◆ **SET EXERCISE**: Pick out and copy every line below that has the word "JSON".

◆ **RECORD EXCERPTS**:
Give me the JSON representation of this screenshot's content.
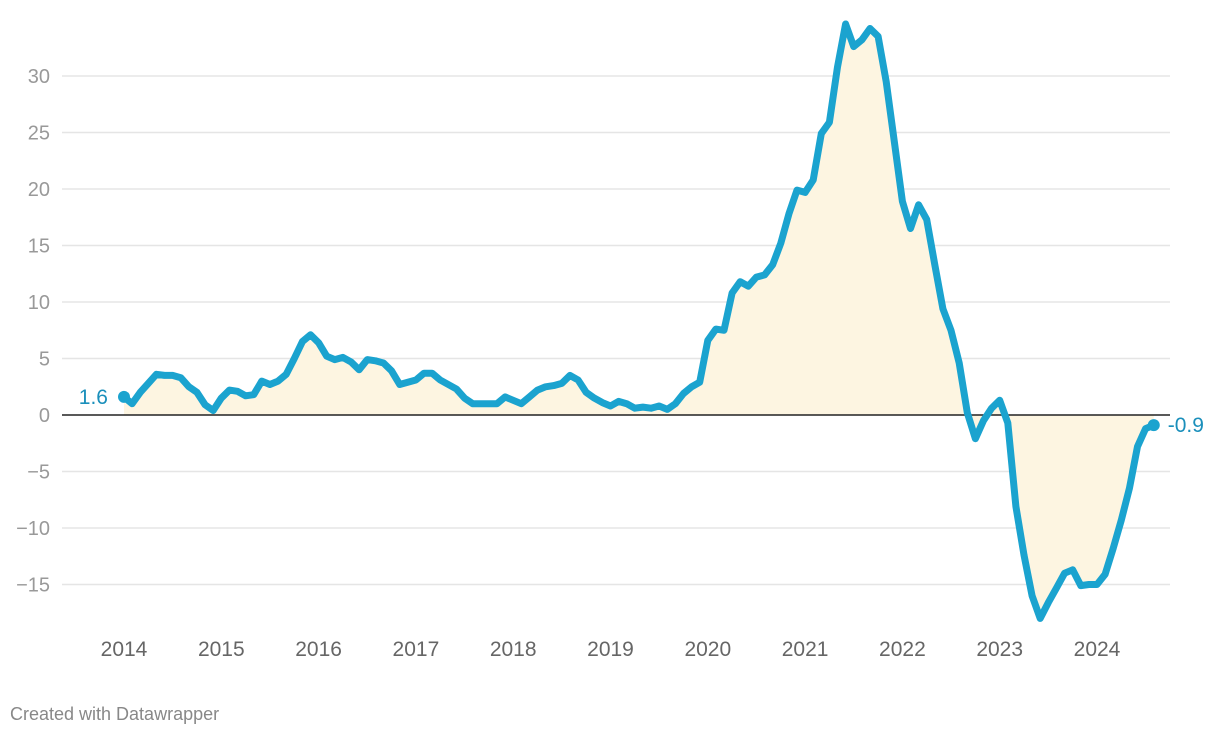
{
  "chart_data": {
    "type": "area",
    "title": "",
    "xlabel": "",
    "ylabel": "",
    "ylim": [
      -18.5,
      35
    ],
    "yticks": [
      30,
      25,
      20,
      15,
      10,
      5,
      0,
      -5,
      -10,
      -15
    ],
    "xticks": [
      "2014",
      "2015",
      "2016",
      "2017",
      "2018",
      "2019",
      "2020",
      "2021",
      "2022",
      "2023",
      "2024"
    ],
    "grid": true,
    "x_start": "2014-01",
    "x_end": "2024-08",
    "frequency": "monthly",
    "line_color": "#1ba3cf",
    "fill_color": "#fdf5e1",
    "label_color": "#1a8fbb",
    "start_label": "1.6",
    "end_label": "-0.9",
    "values": [
      1.6,
      1.0,
      2.0,
      2.8,
      3.6,
      3.5,
      3.5,
      3.3,
      2.5,
      2.0,
      0.9,
      0.4,
      1.5,
      2.2,
      2.1,
      1.7,
      1.8,
      3.0,
      2.7,
      3.0,
      3.6,
      5.0,
      6.5,
      7.1,
      6.4,
      5.2,
      4.9,
      5.1,
      4.7,
      4.0,
      4.9,
      4.8,
      4.6,
      3.9,
      2.7,
      2.9,
      3.1,
      3.7,
      3.7,
      3.1,
      2.7,
      2.3,
      1.5,
      1.0,
      1.0,
      1.0,
      1.0,
      1.6,
      1.3,
      1.0,
      1.6,
      2.2,
      2.5,
      2.6,
      2.8,
      3.5,
      3.1,
      2.0,
      1.5,
      1.1,
      0.8,
      1.2,
      1.0,
      0.6,
      0.7,
      0.6,
      0.8,
      0.5,
      1.0,
      1.9,
      2.5,
      2.9,
      6.6,
      7.6,
      7.5,
      10.8,
      11.8,
      11.4,
      12.2,
      12.4,
      13.3,
      15.2,
      17.8,
      19.9,
      19.7,
      20.8,
      24.9,
      25.9,
      30.8,
      34.6,
      32.6,
      33.2,
      34.2,
      33.5,
      29.5,
      24.2,
      18.9,
      16.5,
      18.6,
      17.3,
      13.3,
      9.4,
      7.5,
      4.6,
      0.2,
      -2.1,
      -0.5,
      0.6,
      1.3,
      -0.7,
      -8.1,
      -12.4,
      -16.0,
      -18.0,
      -16.6,
      -15.3,
      -14.0,
      -13.7,
      -15.1,
      -15.0,
      -15.0,
      -14.1,
      -11.8,
      -9.3,
      -6.5,
      -2.8,
      -1.2,
      -0.9
    ]
  },
  "footer": "Created with Datawrapper"
}
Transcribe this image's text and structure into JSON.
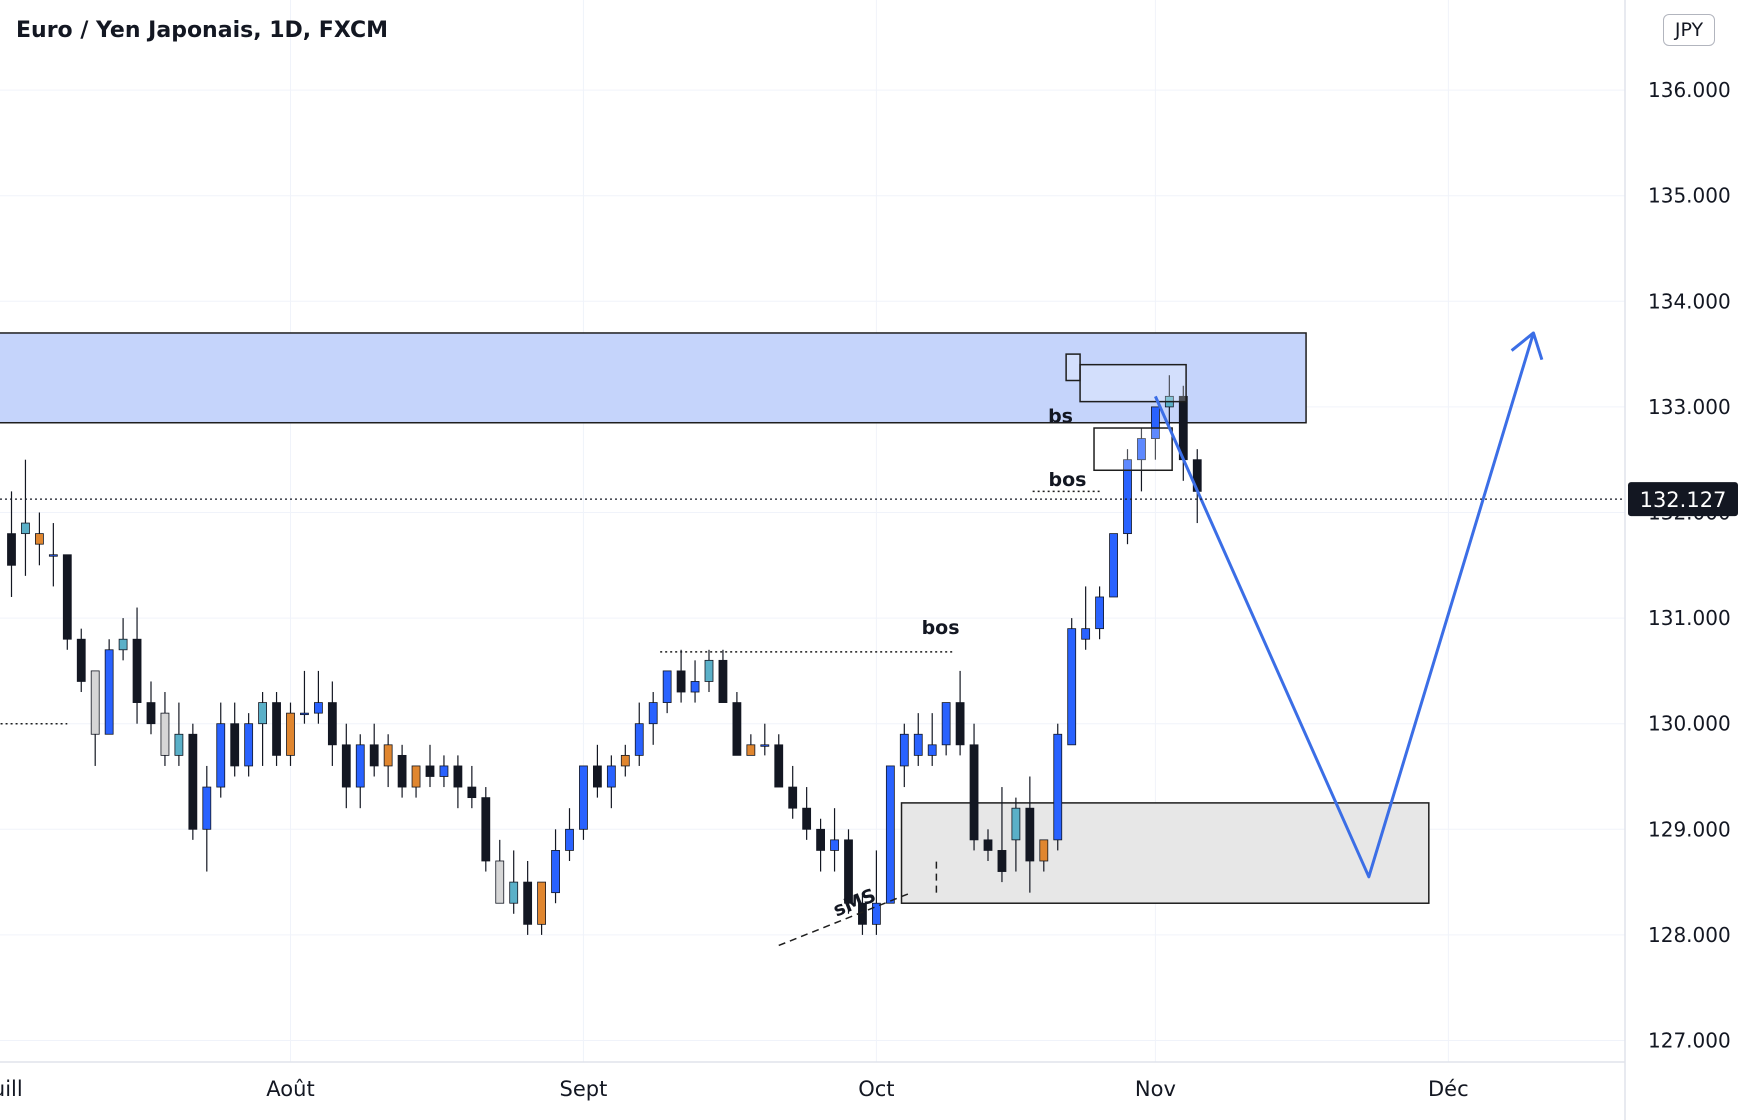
{
  "title": "Euro / Yen Japonais, 1D, FXCM",
  "currency_badge": "JPY",
  "colors": {
    "bull": "#2962ff",
    "bear": "#131722",
    "bull_highlight": "#5ab0c8",
    "bear_highlight": "#e0862f",
    "doji": "#d6d6d6",
    "supply_zone": "#c5d4fb",
    "demand_zone": "#e7e7e7",
    "projection": "#3b6ee6",
    "grid": "#f0f3fa"
  },
  "chart_data": {
    "type": "candlestick",
    "y_axis": {
      "min": 127.0,
      "max": 136.0,
      "ticks": [
        "127.000",
        "128.000",
        "129.000",
        "130.000",
        "131.000",
        "132.000",
        "133.000",
        "134.000",
        "135.000",
        "136.000"
      ]
    },
    "x_axis": {
      "labels": [
        {
          "label": "uill",
          "bar": -0.3
        },
        {
          "label": "Août",
          "bar": 20
        },
        {
          "label": "Sept",
          "bar": 41
        },
        {
          "label": "Oct",
          "bar": 62
        },
        {
          "label": "Nov",
          "bar": 82
        },
        {
          "label": "Déc",
          "bar": 103
        }
      ]
    },
    "last_price": "132.127",
    "candles": [
      {
        "o": 131.8,
        "h": 132.2,
        "l": 131.2,
        "c": 131.5
      },
      {
        "o": 131.9,
        "h": 132.5,
        "l": 131.4,
        "c": 131.8,
        "color": "bull_highlight"
      },
      {
        "o": 131.8,
        "h": 132.0,
        "l": 131.5,
        "c": 131.7,
        "color": "bear_highlight"
      },
      {
        "o": 131.6,
        "h": 131.9,
        "l": 131.3,
        "c": 131.6
      },
      {
        "o": 131.6,
        "h": 131.6,
        "l": 130.7,
        "c": 130.8
      },
      {
        "o": 130.8,
        "h": 130.9,
        "l": 130.3,
        "c": 130.4
      },
      {
        "o": 130.5,
        "h": 130.5,
        "l": 129.6,
        "c": 129.9,
        "color": "doji"
      },
      {
        "o": 129.9,
        "h": 130.8,
        "l": 129.9,
        "c": 130.7,
        "color": "bull"
      },
      {
        "o": 130.7,
        "h": 131.0,
        "l": 130.6,
        "c": 130.8,
        "color": "bull_highlight"
      },
      {
        "o": 130.8,
        "h": 131.1,
        "l": 130.0,
        "c": 130.2
      },
      {
        "o": 130.2,
        "h": 130.4,
        "l": 129.9,
        "c": 130.0
      },
      {
        "o": 130.1,
        "h": 130.3,
        "l": 129.6,
        "c": 129.7,
        "color": "doji"
      },
      {
        "o": 129.7,
        "h": 130.2,
        "l": 129.6,
        "c": 129.9,
        "color": "bull_highlight"
      },
      {
        "o": 129.9,
        "h": 130.0,
        "l": 128.9,
        "c": 129.0
      },
      {
        "o": 129.0,
        "h": 129.6,
        "l": 128.6,
        "c": 129.4,
        "color": "bull"
      },
      {
        "o": 129.4,
        "h": 130.2,
        "l": 129.3,
        "c": 130.0,
        "color": "bull"
      },
      {
        "o": 130.0,
        "h": 130.2,
        "l": 129.5,
        "c": 129.6
      },
      {
        "o": 129.6,
        "h": 130.1,
        "l": 129.5,
        "c": 130.0,
        "color": "bull"
      },
      {
        "o": 130.0,
        "h": 130.3,
        "l": 129.6,
        "c": 130.2,
        "color": "bull_highlight"
      },
      {
        "o": 130.2,
        "h": 130.3,
        "l": 129.6,
        "c": 129.7
      },
      {
        "o": 129.7,
        "h": 130.2,
        "l": 129.6,
        "c": 130.1,
        "color": "bear_highlight"
      },
      {
        "o": 130.1,
        "h": 130.5,
        "l": 130.0,
        "c": 130.1
      },
      {
        "o": 130.1,
        "h": 130.5,
        "l": 130.0,
        "c": 130.2,
        "color": "bull"
      },
      {
        "o": 130.2,
        "h": 130.4,
        "l": 129.6,
        "c": 129.8
      },
      {
        "o": 129.8,
        "h": 130.0,
        "l": 129.2,
        "c": 129.4
      },
      {
        "o": 129.4,
        "h": 129.9,
        "l": 129.2,
        "c": 129.8,
        "color": "bull"
      },
      {
        "o": 129.8,
        "h": 130.0,
        "l": 129.5,
        "c": 129.6
      },
      {
        "o": 129.6,
        "h": 129.9,
        "l": 129.4,
        "c": 129.8,
        "color": "bear_highlight"
      },
      {
        "o": 129.7,
        "h": 129.8,
        "l": 129.3,
        "c": 129.4
      },
      {
        "o": 129.4,
        "h": 129.6,
        "l": 129.3,
        "c": 129.6,
        "color": "bear_highlight"
      },
      {
        "o": 129.6,
        "h": 129.8,
        "l": 129.4,
        "c": 129.5
      },
      {
        "o": 129.5,
        "h": 129.7,
        "l": 129.4,
        "c": 129.6,
        "color": "bull"
      },
      {
        "o": 129.6,
        "h": 129.7,
        "l": 129.2,
        "c": 129.4
      },
      {
        "o": 129.4,
        "h": 129.6,
        "l": 129.2,
        "c": 129.3
      },
      {
        "o": 129.3,
        "h": 129.4,
        "l": 128.6,
        "c": 128.7
      },
      {
        "o": 128.7,
        "h": 128.9,
        "l": 128.3,
        "c": 128.3,
        "color": "doji"
      },
      {
        "o": 128.3,
        "h": 128.8,
        "l": 128.2,
        "c": 128.5,
        "color": "bull_highlight"
      },
      {
        "o": 128.5,
        "h": 128.7,
        "l": 128.0,
        "c": 128.1
      },
      {
        "o": 128.1,
        "h": 128.5,
        "l": 128.0,
        "c": 128.5,
        "color": "bear_highlight"
      },
      {
        "o": 128.4,
        "h": 129.0,
        "l": 128.3,
        "c": 128.8,
        "color": "bull"
      },
      {
        "o": 128.8,
        "h": 129.2,
        "l": 128.7,
        "c": 129.0,
        "color": "bull"
      },
      {
        "o": 129.0,
        "h": 129.6,
        "l": 128.9,
        "c": 129.6,
        "color": "bull"
      },
      {
        "o": 129.6,
        "h": 129.8,
        "l": 129.3,
        "c": 129.4
      },
      {
        "o": 129.4,
        "h": 129.7,
        "l": 129.2,
        "c": 129.6,
        "color": "bull"
      },
      {
        "o": 129.6,
        "h": 129.8,
        "l": 129.5,
        "c": 129.7,
        "color": "bear_highlight"
      },
      {
        "o": 129.7,
        "h": 130.2,
        "l": 129.6,
        "c": 130.0,
        "color": "bull"
      },
      {
        "o": 130.0,
        "h": 130.3,
        "l": 129.8,
        "c": 130.2,
        "color": "bull"
      },
      {
        "o": 130.2,
        "h": 130.5,
        "l": 130.1,
        "c": 130.5,
        "color": "bull"
      },
      {
        "o": 130.5,
        "h": 130.7,
        "l": 130.2,
        "c": 130.3
      },
      {
        "o": 130.3,
        "h": 130.6,
        "l": 130.2,
        "c": 130.4,
        "color": "bull"
      },
      {
        "o": 130.4,
        "h": 130.7,
        "l": 130.3,
        "c": 130.6,
        "color": "bull_highlight"
      },
      {
        "o": 130.6,
        "h": 130.7,
        "l": 130.2,
        "c": 130.2
      },
      {
        "o": 130.2,
        "h": 130.3,
        "l": 129.7,
        "c": 129.7
      },
      {
        "o": 129.8,
        "h": 129.9,
        "l": 129.7,
        "c": 129.7,
        "color": "bear_highlight"
      },
      {
        "o": 129.8,
        "h": 130.0,
        "l": 129.7,
        "c": 129.8,
        "color": "bull"
      },
      {
        "o": 129.8,
        "h": 129.9,
        "l": 129.4,
        "c": 129.4
      },
      {
        "o": 129.4,
        "h": 129.6,
        "l": 129.1,
        "c": 129.2
      },
      {
        "o": 129.2,
        "h": 129.4,
        "l": 128.9,
        "c": 129.0
      },
      {
        "o": 129.0,
        "h": 129.1,
        "l": 128.6,
        "c": 128.8
      },
      {
        "o": 128.8,
        "h": 129.2,
        "l": 128.6,
        "c": 128.9
      },
      {
        "o": 128.9,
        "h": 129.0,
        "l": 128.2,
        "c": 128.3
      },
      {
        "o": 128.3,
        "h": 128.4,
        "l": 128.0,
        "c": 128.1
      },
      {
        "o": 128.1,
        "h": 128.8,
        "l": 128.0,
        "c": 128.3,
        "color": "bull"
      },
      {
        "o": 128.3,
        "h": 129.6,
        "l": 128.3,
        "c": 129.6,
        "color": "bull"
      },
      {
        "o": 129.6,
        "h": 130.0,
        "l": 129.4,
        "c": 129.9,
        "color": "bull"
      },
      {
        "o": 129.9,
        "h": 130.1,
        "l": 129.6,
        "c": 129.7,
        "color": "bull"
      },
      {
        "o": 129.7,
        "h": 130.1,
        "l": 129.6,
        "c": 129.8
      },
      {
        "o": 129.8,
        "h": 130.2,
        "l": 129.7,
        "c": 130.2,
        "color": "bull"
      },
      {
        "o": 130.2,
        "h": 130.5,
        "l": 129.7,
        "c": 129.8
      },
      {
        "o": 129.8,
        "h": 130.0,
        "l": 128.8,
        "c": 128.9
      },
      {
        "o": 128.9,
        "h": 129.0,
        "l": 128.7,
        "c": 128.8
      },
      {
        "o": 128.8,
        "h": 129.4,
        "l": 128.5,
        "c": 128.6
      },
      {
        "o": 128.9,
        "h": 129.3,
        "l": 128.6,
        "c": 129.2,
        "color": "bull_highlight"
      },
      {
        "o": 129.2,
        "h": 129.5,
        "l": 128.4,
        "c": 128.7
      },
      {
        "o": 128.7,
        "h": 128.9,
        "l": 128.6,
        "c": 128.9,
        "color": "bear_highlight"
      },
      {
        "o": 128.9,
        "h": 130.0,
        "l": 128.8,
        "c": 129.9,
        "color": "bull"
      },
      {
        "o": 129.8,
        "h": 131.0,
        "l": 129.8,
        "c": 130.9,
        "color": "bull"
      },
      {
        "o": 130.8,
        "h": 131.3,
        "l": 130.7,
        "c": 130.9,
        "color": "bull"
      },
      {
        "o": 130.9,
        "h": 131.3,
        "l": 130.8,
        "c": 131.2,
        "color": "bull"
      },
      {
        "o": 131.2,
        "h": 131.8,
        "l": 131.2,
        "c": 131.8,
        "color": "bull"
      },
      {
        "o": 131.8,
        "h": 132.6,
        "l": 131.7,
        "c": 132.5,
        "color": "bull"
      },
      {
        "o": 132.5,
        "h": 132.8,
        "l": 132.2,
        "c": 132.7,
        "color": "bull"
      },
      {
        "o": 132.7,
        "h": 133.0,
        "l": 132.5,
        "c": 133.0,
        "color": "bull"
      },
      {
        "o": 133.0,
        "h": 133.3,
        "l": 132.8,
        "c": 133.1,
        "color": "bull_highlight"
      },
      {
        "o": 133.1,
        "h": 133.2,
        "l": 132.3,
        "c": 132.5
      },
      {
        "o": 132.5,
        "h": 132.6,
        "l": 131.9,
        "c": 132.2
      }
    ],
    "supply_zone": {
      "y_low": 132.85,
      "y_high": 133.7,
      "bar_start": -1.5,
      "bar_end": 92.8
    },
    "demand_zone": {
      "y_low": 128.3,
      "y_high": 129.25,
      "bar_start": 63.8,
      "bar_end": 101.6
    },
    "small_boxes": [
      {
        "bar_start": 75.6,
        "bar_end": 76.6,
        "y_low": 133.25,
        "y_high": 133.5
      },
      {
        "bar_start": 76.6,
        "bar_end": 84.2,
        "y_low": 133.05,
        "y_high": 133.4
      },
      {
        "bar_start": 77.6,
        "bar_end": 83.2,
        "y_low": 132.4,
        "y_high": 132.8
      }
    ],
    "annotations": [
      {
        "text": "bos",
        "bar": 66.6,
        "y": 130.85
      },
      {
        "text": "bos",
        "bar": 75.7,
        "y": 132.25
      },
      {
        "text": "bs",
        "bar": 75.2,
        "y": 132.85
      },
      {
        "text": "sMS",
        "bar": 60.6,
        "y": 128.25,
        "rotate": -22
      }
    ],
    "bos_lines": [
      {
        "bar_start": 46.5,
        "bar_end": 67.6,
        "y": 130.68
      },
      {
        "bar_start": 73.2,
        "bar_end": 78.0,
        "y": 132.2
      },
      {
        "bar_start": -1.5,
        "bar_end": 4.0,
        "y": 130.0
      }
    ],
    "trend_lines": [
      {
        "from_bar": 55.0,
        "from_y": 127.9,
        "to_bar": 64.5,
        "to_y": 128.4
      },
      {
        "from_bar": 66.3,
        "from_y": 128.4,
        "to_bar": 66.3,
        "to_y": 128.7
      }
    ],
    "projection_path": [
      {
        "bar": 82.0,
        "y": 133.1
      },
      {
        "bar": 97.3,
        "y": 128.55
      },
      {
        "bar": 109.1,
        "y": 133.7
      }
    ]
  }
}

◆ **SOLUTION TO THE EXERCISE**:
Give me the JSON representation of this screenshot's content.
Transcribe this image's text and structure into JSON.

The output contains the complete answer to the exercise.